■ **Task statement**
Omit the pictures from the entries below and retype everything else exactly.

■ **Data extracted from a collection**

/---

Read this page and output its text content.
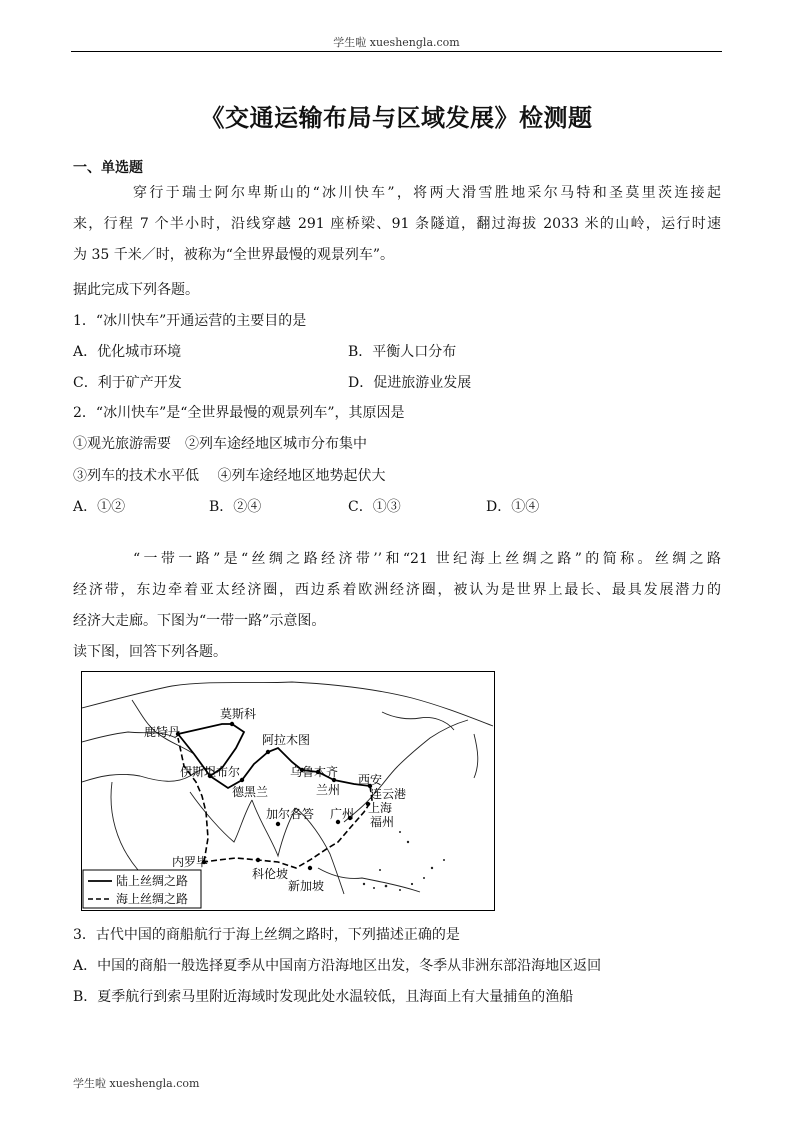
学生啦 xueshengla.com
《交通运输布局与区域发展》检测题
一、单选题
穿行于瑞士阿尔卑斯山的“冰川快车”，将两大滑雪胜地采尔马特和圣莫里茨连接起
来，行程 7 个半小时，沿线穿越 291 座桥梁、91 条隧道，翻过海拔 2033 米的山岭，运行时速
为 35 千米／时，被称为“全世界最慢的观景列车”。
据此完成下列各题。
1．“冰川快车”开通运营的主要目的是
A．优化城市环境	B．平衡人口分布
C．利于矿产开发	D．促进旅游业发展
2．“冰川快车”是“全世界最慢的观景列车”，其原因是
①观光旅游需要　②列车途经地区城市分布集中
③列车的技术水平低　 ④列车途经地区地势起伏大
A．①②	B．②④	C．①③	D．①④
“一带一路”是“丝绸之路经济带’’和“21 世纪海上丝绸之路”的简称。丝绸之路
经济带，东边牵着亚太经济圈，西边系着欧洲经济圈，被认为是世界上最长、最具发展潜力的
经济大走廊。下图为“一带一路”示意图。
读下图，回答下列各题。
莫斯科
鹿特丹
阿拉木图
伊斯坦布尔	乌鲁木齐
西安
连云港
德黑兰	兰州
上海
福州
加尔各答 广州
内罗毕
科伦坡
新加坡
陆上丝绸之路
海上丝绸之路
3．古代中国的商船航行于海上丝绸之路时，下列描述正确的是
A．中国的商船一般选择夏季从中国南方沿海地区出发，冬季从非洲东部沿海地区返回
B．夏季航行到索马里附近海域时发现此处水温较低，且海面上有大量捕鱼的渔船
学生啦 xueshengla.com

\---

■ **Solution to this task**
Read this page and output its text content.
学生啦 xueshengla.com
《交通运输布局与区域发展》检测题
一、单选题
穿行于瑞士阿尔卑斯山的“冰川快车”，将两大滑雪胜地采尔马特和圣莫里茨连接起
来，行程 7 个半小时，沿线穿越 291 座桥梁、91 条隧道，翻过海拔 2033 米的山岭，运行时速
为 35 千米／时，被称为“全世界最慢的观景列车”。
据此完成下列各题。
1．“冰川快车”开通运营的主要目的是
A．优化城市环境	B．平衡人口分布
C．利于矿产开发	D．促进旅游业发展
2．“冰川快车”是“全世界最慢的观景列车”，其原因是
①观光旅游需要　②列车途经地区城市分布集中
③列车的技术水平低　 ④列车途经地区地势起伏大
A．①②	B．②④	C．①③	D．①④
“一带一路”是“丝绸之路经济带’’和“21 世纪海上丝绸之路”的简称。丝绸之路
经济带，东边牵着亚太经济圈，西边系着欧洲经济圈，被认为是世界上最长、最具发展潜力的
经济大走廊。下图为“一带一路”示意图。
读下图，回答下列各题。
莫斯科
鹿特丹
阿拉木图
伊斯坦布尔	乌鲁木齐
西安
连云港
德黑兰	兰州
上海
福州
加尔各答 广州
内罗毕
科伦坡
新加坡
陆上丝绸之路
海上丝绸之路
3．古代中国的商船航行于海上丝绸之路时，下列描述正确的是
A．中国的商船一般选择夏季从中国南方沿海地区出发，冬季从非洲东部沿海地区返回
B．夏季航行到索马里附近海域时发现此处水温较低，且海面上有大量捕鱼的渔船
学生啦 xueshengla.com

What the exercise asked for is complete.